◆ To do:
Everything in the listing except the pictures should be written out exactly.

───── Provided material

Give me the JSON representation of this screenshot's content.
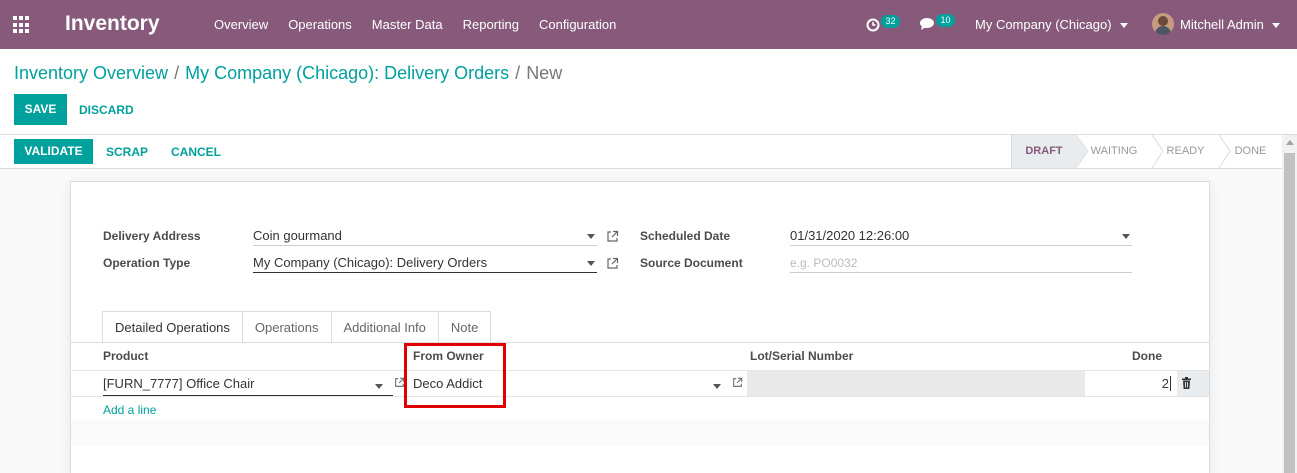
{
  "navbar": {
    "brand": "Inventory",
    "menu": [
      "Overview",
      "Operations",
      "Master Data",
      "Reporting",
      "Configuration"
    ],
    "activity_count": "32",
    "message_count": "10",
    "company": "My Company (Chicago)",
    "user": "Mitchell Admin",
    "colors": {
      "bar": "#875a7b",
      "badge": "#00a09d"
    }
  },
  "breadcrumb": {
    "items": [
      "Inventory Overview",
      "My Company (Chicago): Delivery Orders"
    ],
    "separator": "/",
    "current": "New"
  },
  "actions": {
    "save": "SAVE",
    "discard": "DISCARD"
  },
  "statusbar": {
    "buttons": {
      "validate": "VALIDATE",
      "scrap": "SCRAP",
      "cancel": "CANCEL"
    },
    "states": [
      "DRAFT",
      "WAITING",
      "READY",
      "DONE"
    ],
    "active_state": "DRAFT"
  },
  "form": {
    "delivery_address_label": "Delivery Address",
    "delivery_address_value": "Coin gourmand",
    "operation_type_label": "Operation Type",
    "operation_type_value": "My Company (Chicago): Delivery Orders",
    "scheduled_date_label": "Scheduled Date",
    "scheduled_date_value": "01/31/2020 12:26:00",
    "source_document_label": "Source Document",
    "source_document_placeholder": "e.g. PO0032"
  },
  "tabs": [
    "Detailed Operations",
    "Operations",
    "Additional Info",
    "Note"
  ],
  "table": {
    "columns": {
      "product": "Product",
      "from_owner": "From Owner",
      "lot": "Lot/Serial Number",
      "done": "Done"
    },
    "rows": [
      {
        "product": "[FURN_7777] Office Chair",
        "from_owner": "Deco Addict",
        "lot": "",
        "done": "2"
      }
    ],
    "add_line": "Add a line"
  },
  "highlight_color": "#e00000"
}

──────────

◆ Final result:
Give me the JSON representation of this screenshot's content.
{
  "navbar": {
    "brand": "Inventory",
    "menu": [
      "Overview",
      "Operations",
      "Master Data",
      "Reporting",
      "Configuration"
    ],
    "activity_count": "32",
    "message_count": "10",
    "company": "My Company (Chicago)",
    "user": "Mitchell Admin",
    "colors": {
      "bar": "#875a7b",
      "badge": "#00a09d"
    }
  },
  "breadcrumb": {
    "items": [
      "Inventory Overview",
      "My Company (Chicago): Delivery Orders"
    ],
    "separator": "/",
    "current": "New"
  },
  "actions": {
    "save": "SAVE",
    "discard": "DISCARD"
  },
  "statusbar": {
    "buttons": {
      "validate": "VALIDATE",
      "scrap": "SCRAP",
      "cancel": "CANCEL"
    },
    "states": [
      "DRAFT",
      "WAITING",
      "READY",
      "DONE"
    ],
    "active_state": "DRAFT"
  },
  "form": {
    "delivery_address_label": "Delivery Address",
    "delivery_address_value": "Coin gourmand",
    "operation_type_label": "Operation Type",
    "operation_type_value": "My Company (Chicago): Delivery Orders",
    "scheduled_date_label": "Scheduled Date",
    "scheduled_date_value": "01/31/2020 12:26:00",
    "source_document_label": "Source Document",
    "source_document_placeholder": "e.g. PO0032"
  },
  "tabs": [
    "Detailed Operations",
    "Operations",
    "Additional Info",
    "Note"
  ],
  "table": {
    "columns": {
      "product": "Product",
      "from_owner": "From Owner",
      "lot": "Lot/Serial Number",
      "done": "Done"
    },
    "rows": [
      {
        "product": "[FURN_7777] Office Chair",
        "from_owner": "Deco Addict",
        "lot": "",
        "done": "2"
      }
    ],
    "add_line": "Add a line"
  },
  "highlight_color": "#e00000"
}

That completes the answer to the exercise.